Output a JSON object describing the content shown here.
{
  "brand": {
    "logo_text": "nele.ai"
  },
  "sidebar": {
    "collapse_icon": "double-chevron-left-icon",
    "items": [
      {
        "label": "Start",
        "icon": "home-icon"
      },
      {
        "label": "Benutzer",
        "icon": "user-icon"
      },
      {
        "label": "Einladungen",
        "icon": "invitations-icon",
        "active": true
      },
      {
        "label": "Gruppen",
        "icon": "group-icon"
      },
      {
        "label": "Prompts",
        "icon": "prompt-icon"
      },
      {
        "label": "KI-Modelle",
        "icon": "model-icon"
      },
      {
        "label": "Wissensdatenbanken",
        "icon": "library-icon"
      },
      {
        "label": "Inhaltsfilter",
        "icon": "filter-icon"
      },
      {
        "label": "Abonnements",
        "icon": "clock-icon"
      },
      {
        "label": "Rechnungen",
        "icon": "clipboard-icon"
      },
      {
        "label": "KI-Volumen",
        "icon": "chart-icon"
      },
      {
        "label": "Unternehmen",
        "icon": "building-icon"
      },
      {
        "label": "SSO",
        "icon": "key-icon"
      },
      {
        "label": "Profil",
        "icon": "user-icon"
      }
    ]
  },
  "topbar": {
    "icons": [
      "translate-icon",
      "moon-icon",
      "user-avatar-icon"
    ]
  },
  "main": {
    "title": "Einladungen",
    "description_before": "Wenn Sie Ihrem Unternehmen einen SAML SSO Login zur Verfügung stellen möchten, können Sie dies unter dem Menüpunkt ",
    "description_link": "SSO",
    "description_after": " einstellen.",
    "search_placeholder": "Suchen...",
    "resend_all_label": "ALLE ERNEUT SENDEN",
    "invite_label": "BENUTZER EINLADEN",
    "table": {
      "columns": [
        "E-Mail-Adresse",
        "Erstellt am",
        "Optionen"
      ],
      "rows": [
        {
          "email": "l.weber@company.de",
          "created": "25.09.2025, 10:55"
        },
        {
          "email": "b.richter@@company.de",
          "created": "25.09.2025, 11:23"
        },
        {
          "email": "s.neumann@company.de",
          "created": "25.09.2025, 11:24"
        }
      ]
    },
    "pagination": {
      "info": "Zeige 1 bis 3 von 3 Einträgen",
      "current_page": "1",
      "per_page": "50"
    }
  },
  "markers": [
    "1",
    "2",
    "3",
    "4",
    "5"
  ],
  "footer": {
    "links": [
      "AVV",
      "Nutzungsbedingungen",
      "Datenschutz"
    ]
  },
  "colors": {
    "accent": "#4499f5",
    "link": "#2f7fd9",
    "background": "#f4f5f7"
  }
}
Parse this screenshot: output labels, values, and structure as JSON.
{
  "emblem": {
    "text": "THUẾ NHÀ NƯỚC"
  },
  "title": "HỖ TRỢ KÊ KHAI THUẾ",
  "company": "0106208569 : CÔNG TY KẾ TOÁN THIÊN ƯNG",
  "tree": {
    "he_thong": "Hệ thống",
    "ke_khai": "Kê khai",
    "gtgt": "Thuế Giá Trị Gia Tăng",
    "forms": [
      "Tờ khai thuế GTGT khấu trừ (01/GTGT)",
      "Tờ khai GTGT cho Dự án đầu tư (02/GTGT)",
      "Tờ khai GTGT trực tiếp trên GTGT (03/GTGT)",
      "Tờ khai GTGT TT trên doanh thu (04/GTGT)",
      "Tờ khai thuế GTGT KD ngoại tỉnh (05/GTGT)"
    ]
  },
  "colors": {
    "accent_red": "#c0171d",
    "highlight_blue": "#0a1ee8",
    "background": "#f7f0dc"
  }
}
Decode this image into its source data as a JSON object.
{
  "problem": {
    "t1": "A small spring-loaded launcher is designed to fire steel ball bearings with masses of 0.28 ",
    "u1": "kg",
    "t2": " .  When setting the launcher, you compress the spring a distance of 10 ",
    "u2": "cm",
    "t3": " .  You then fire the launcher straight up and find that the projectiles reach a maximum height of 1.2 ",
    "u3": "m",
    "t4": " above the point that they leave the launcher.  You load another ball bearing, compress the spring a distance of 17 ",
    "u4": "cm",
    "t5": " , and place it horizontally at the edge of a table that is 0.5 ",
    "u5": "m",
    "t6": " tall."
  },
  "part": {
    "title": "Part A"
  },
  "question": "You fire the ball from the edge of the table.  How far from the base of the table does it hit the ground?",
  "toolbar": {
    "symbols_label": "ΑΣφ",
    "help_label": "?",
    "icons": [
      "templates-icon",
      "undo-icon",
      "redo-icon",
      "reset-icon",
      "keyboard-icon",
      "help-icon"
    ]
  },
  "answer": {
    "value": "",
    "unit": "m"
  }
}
※
> [What you are asked to do]
Extract every line from the one with "Decode this image" down to the final line above, both included, exactly as written.

> [Answer to this problem]
Decode this image into its source data as a JSON object.
{
  "problem": {
    "t1": "A small spring-loaded launcher is designed to fire steel ball bearings with masses of 0.28 ",
    "u1": "kg",
    "t2": " .  When setting the launcher, you compress the spring a distance of 10 ",
    "u2": "cm",
    "t3": " .  You then fire the launcher straight up and find that the projectiles reach a maximum height of 1.2 ",
    "u3": "m",
    "t4": " above the point that they leave the launcher.  You load another ball bearing, compress the spring a distance of 17 ",
    "u4": "cm",
    "t5": " , and place it horizontally at the edge of a table that is 0.5 ",
    "u5": "m",
    "t6": " tall."
  },
  "part": {
    "title": "Part A"
  },
  "question": "You fire the ball from the edge of the table.  How far from the base of the table does it hit the ground?",
  "toolbar": {
    "symbols_label": "ΑΣφ",
    "help_label": "?",
    "icons": [
      "templates-icon",
      "undo-icon",
      "redo-icon",
      "reset-icon",
      "keyboard-icon",
      "help-icon"
    ]
  },
  "answer": {
    "value": "",
    "unit": "m"
  }
}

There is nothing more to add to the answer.